Would you quote the material below in full and unchanged?

start Available data

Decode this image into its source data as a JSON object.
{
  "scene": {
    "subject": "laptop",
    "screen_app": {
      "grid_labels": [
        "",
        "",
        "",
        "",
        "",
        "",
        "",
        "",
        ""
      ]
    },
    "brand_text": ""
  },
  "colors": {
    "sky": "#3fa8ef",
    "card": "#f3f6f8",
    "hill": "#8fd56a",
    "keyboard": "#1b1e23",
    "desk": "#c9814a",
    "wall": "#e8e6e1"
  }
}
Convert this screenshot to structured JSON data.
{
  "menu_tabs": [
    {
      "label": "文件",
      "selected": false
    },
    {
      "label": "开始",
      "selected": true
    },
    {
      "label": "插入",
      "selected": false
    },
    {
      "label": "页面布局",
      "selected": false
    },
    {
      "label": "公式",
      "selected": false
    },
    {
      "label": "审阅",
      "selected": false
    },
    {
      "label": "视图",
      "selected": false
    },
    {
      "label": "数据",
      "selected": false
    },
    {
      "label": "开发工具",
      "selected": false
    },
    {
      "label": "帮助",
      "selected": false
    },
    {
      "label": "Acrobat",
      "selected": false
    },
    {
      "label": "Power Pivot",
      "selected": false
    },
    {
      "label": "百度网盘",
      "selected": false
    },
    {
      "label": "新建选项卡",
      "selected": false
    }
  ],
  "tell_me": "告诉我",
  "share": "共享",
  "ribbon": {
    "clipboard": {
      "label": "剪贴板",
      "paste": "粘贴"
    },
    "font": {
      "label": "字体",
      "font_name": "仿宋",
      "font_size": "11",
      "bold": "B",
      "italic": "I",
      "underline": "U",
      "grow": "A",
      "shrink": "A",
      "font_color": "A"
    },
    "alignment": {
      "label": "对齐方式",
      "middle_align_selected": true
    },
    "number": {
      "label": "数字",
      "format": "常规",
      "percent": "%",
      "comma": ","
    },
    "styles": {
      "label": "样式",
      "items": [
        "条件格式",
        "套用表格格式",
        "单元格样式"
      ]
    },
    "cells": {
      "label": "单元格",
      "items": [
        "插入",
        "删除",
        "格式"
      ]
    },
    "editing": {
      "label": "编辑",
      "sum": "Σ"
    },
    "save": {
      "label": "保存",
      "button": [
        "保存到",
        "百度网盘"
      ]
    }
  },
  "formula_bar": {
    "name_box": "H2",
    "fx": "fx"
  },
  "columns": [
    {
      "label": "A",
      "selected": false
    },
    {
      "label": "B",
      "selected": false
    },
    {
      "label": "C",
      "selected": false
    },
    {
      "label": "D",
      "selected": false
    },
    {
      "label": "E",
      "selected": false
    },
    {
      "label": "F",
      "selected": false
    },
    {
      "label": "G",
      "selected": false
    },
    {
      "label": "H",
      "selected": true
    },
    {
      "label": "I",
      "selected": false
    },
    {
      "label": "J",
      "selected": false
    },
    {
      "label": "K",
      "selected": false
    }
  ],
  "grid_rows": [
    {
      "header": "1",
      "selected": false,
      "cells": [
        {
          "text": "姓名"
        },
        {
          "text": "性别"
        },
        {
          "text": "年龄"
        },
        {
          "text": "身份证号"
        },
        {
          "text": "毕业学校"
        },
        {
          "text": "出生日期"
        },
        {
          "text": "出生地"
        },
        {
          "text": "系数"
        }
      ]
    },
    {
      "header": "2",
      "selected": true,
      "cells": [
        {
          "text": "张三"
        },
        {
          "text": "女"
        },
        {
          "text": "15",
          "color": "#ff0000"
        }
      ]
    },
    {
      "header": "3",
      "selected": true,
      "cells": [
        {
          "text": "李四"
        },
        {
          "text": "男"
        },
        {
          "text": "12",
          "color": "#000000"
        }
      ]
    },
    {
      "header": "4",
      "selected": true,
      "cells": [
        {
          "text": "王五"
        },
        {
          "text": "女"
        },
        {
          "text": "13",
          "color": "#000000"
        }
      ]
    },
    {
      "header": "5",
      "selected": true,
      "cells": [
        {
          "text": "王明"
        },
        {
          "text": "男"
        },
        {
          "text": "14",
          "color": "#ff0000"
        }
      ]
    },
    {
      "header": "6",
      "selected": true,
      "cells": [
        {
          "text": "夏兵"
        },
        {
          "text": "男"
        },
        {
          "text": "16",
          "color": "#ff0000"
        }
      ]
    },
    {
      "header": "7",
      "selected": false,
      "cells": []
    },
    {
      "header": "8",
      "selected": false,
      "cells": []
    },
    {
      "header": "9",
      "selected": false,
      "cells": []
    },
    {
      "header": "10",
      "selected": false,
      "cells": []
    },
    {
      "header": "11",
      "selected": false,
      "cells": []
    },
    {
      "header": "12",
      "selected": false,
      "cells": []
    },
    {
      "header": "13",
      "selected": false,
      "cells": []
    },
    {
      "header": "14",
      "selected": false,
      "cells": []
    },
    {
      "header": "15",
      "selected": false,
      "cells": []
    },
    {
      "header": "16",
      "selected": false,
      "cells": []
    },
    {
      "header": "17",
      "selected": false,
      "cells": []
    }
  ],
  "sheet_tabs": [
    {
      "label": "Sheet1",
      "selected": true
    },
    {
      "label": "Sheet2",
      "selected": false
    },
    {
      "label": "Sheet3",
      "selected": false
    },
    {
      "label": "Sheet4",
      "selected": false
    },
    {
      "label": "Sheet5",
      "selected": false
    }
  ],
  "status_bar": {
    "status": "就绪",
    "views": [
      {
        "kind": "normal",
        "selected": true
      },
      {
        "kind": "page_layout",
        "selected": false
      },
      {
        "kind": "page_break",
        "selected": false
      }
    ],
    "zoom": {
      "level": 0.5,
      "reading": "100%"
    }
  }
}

end Available data

=== Output for this task ===
Decode this image into its source data as a JSON object.
{
  "scene": {
    "subject": "laptop",
    "screen_app": {
      "grid_labels": [
        "",
        "",
        "",
        "",
        "",
        "",
        "",
        "",
        ""
      ]
    },
    "brand_text": ""
  },
  "colors": {
    "sky": "#3fa8ef",
    "card": "#f3f6f8",
    "hill": "#8fd56a",
    "keyboard": "#1b1e23",
    "desk": "#c9814a",
    "wall": "#e8e6e1"
  }
}
Convert this screenshot to structured JSON data.
{
  "menu_tabs": [
    {
      "label": "文件",
      "selected": false
    },
    {
      "label": "开始",
      "selected": true
    },
    {
      "label": "插入",
      "selected": false
    },
    {
      "label": "页面布局",
      "selected": false
    },
    {
      "label": "公式",
      "selected": false
    },
    {
      "label": "审阅",
      "selected": false
    },
    {
      "label": "视图",
      "selected": false
    },
    {
      "label": "数据",
      "selected": false
    },
    {
      "label": "开发工具",
      "selected": false
    },
    {
      "label": "帮助",
      "selected": false
    },
    {
      "label": "Acrobat",
      "selected": false
    },
    {
      "label": "Power Pivot",
      "selected": false
    },
    {
      "label": "百度网盘",
      "selected": false
    },
    {
      "label": "新建选项卡",
      "selected": false
    }
  ],
  "tell_me": "告诉我",
  "share": "共享",
  "ribbon": {
    "clipboard": {
      "label": "剪贴板",
      "paste": "粘贴"
    },
    "font": {
      "label": "字体",
      "font_name": "仿宋",
      "font_size": "11",
      "bold": "B",
      "italic": "I",
      "underline": "U",
      "grow": "A",
      "shrink": "A",
      "font_color": "A"
    },
    "alignment": {
      "label": "对齐方式",
      "middle_align_selected": true
    },
    "number": {
      "label": "数字",
      "format": "常规",
      "percent": "%",
      "comma": ","
    },
    "styles": {
      "label": "样式",
      "items": [
        "条件格式",
        "套用表格格式",
        "单元格样式"
      ]
    },
    "cells": {
      "label": "单元格",
      "items": [
        "插入",
        "删除",
        "格式"
      ]
    },
    "editing": {
      "label": "编辑",
      "sum": "Σ"
    },
    "save": {
      "label": "保存",
      "button": [
        "保存到",
        "百度网盘"
      ]
    }
  },
  "formula_bar": {
    "name_box": "H2",
    "fx": "fx"
  },
  "columns": [
    {
      "label": "A",
      "selected": false
    },
    {
      "label": "B",
      "selected": false
    },
    {
      "label": "C",
      "selected": false
    },
    {
      "label": "D",
      "selected": false
    },
    {
      "label": "E",
      "selected": false
    },
    {
      "label": "F",
      "selected": false
    },
    {
      "label": "G",
      "selected": false
    },
    {
      "label": "H",
      "selected": true
    },
    {
      "label": "I",
      "selected": false
    },
    {
      "label": "J",
      "selected": false
    },
    {
      "label": "K",
      "selected": false
    }
  ],
  "grid_rows": [
    {
      "header": "1",
      "selected": false,
      "cells": [
        {
          "text": "姓名"
        },
        {
          "text": "性别"
        },
        {
          "text": "年龄"
        },
        {
          "text": "身份证号"
        },
        {
          "text": "毕业学校"
        },
        {
          "text": "出生日期"
        },
        {
          "text": "出生地"
        },
        {
          "text": "系数"
        }
      ]
    },
    {
      "header": "2",
      "selected": true,
      "cells": [
        {
          "text": "张三"
        },
        {
          "text": "女"
        },
        {
          "text": "15",
          "color": "#ff0000"
        }
      ]
    },
    {
      "header": "3",
      "selected": true,
      "cells": [
        {
          "text": "李四"
        },
        {
          "text": "男"
        },
        {
          "text": "12",
          "color": "#000000"
        }
      ]
    },
    {
      "header": "4",
      "selected": true,
      "cells": [
        {
          "text": "王五"
        },
        {
          "text": "女"
        },
        {
          "text": "13",
          "color": "#000000"
        }
      ]
    },
    {
      "header": "5",
      "selected": true,
      "cells": [
        {
          "text": "王明"
        },
        {
          "text": "男"
        },
        {
          "text": "14",
          "color": "#ff0000"
        }
      ]
    },
    {
      "header": "6",
      "selected": true,
      "cells": [
        {
          "text": "夏兵"
        },
        {
          "text": "男"
        },
        {
          "text": "16",
          "color": "#ff0000"
        }
      ]
    },
    {
      "header": "7",
      "selected": false,
      "cells": []
    },
    {
      "header": "8",
      "selected": false,
      "cells": []
    },
    {
      "header": "9",
      "selected": false,
      "cells": []
    },
    {
      "header": "10",
      "selected": false,
      "cells": []
    },
    {
      "header": "11",
      "selected": false,
      "cells": []
    },
    {
      "header": "12",
      "selected": false,
      "cells": []
    },
    {
      "header": "13",
      "selected": false,
      "cells": []
    },
    {
      "header": "14",
      "selected": false,
      "cells": []
    },
    {
      "header": "15",
      "selected": false,
      "cells": []
    },
    {
      "header": "16",
      "selected": false,
      "cells": []
    },
    {
      "header": "17",
      "selected": false,
      "cells": []
    }
  ],
  "sheet_tabs": [
    {
      "label": "Sheet1",
      "selected": true
    },
    {
      "label": "Sheet2",
      "selected": false
    },
    {
      "label": "Sheet3",
      "selected": false
    },
    {
      "label": "Sheet4",
      "selected": false
    },
    {
      "label": "Sheet5",
      "selected": false
    }
  ],
  "status_bar": {
    "status": "就绪",
    "views": [
      {
        "kind": "normal",
        "selected": true
      },
      {
        "kind": "page_layout",
        "selected": false
      },
      {
        "kind": "page_break",
        "selected": false
      }
    ],
    "zoom": {
      "level": 0.5,
      "reading": "100%"
    }
  }
}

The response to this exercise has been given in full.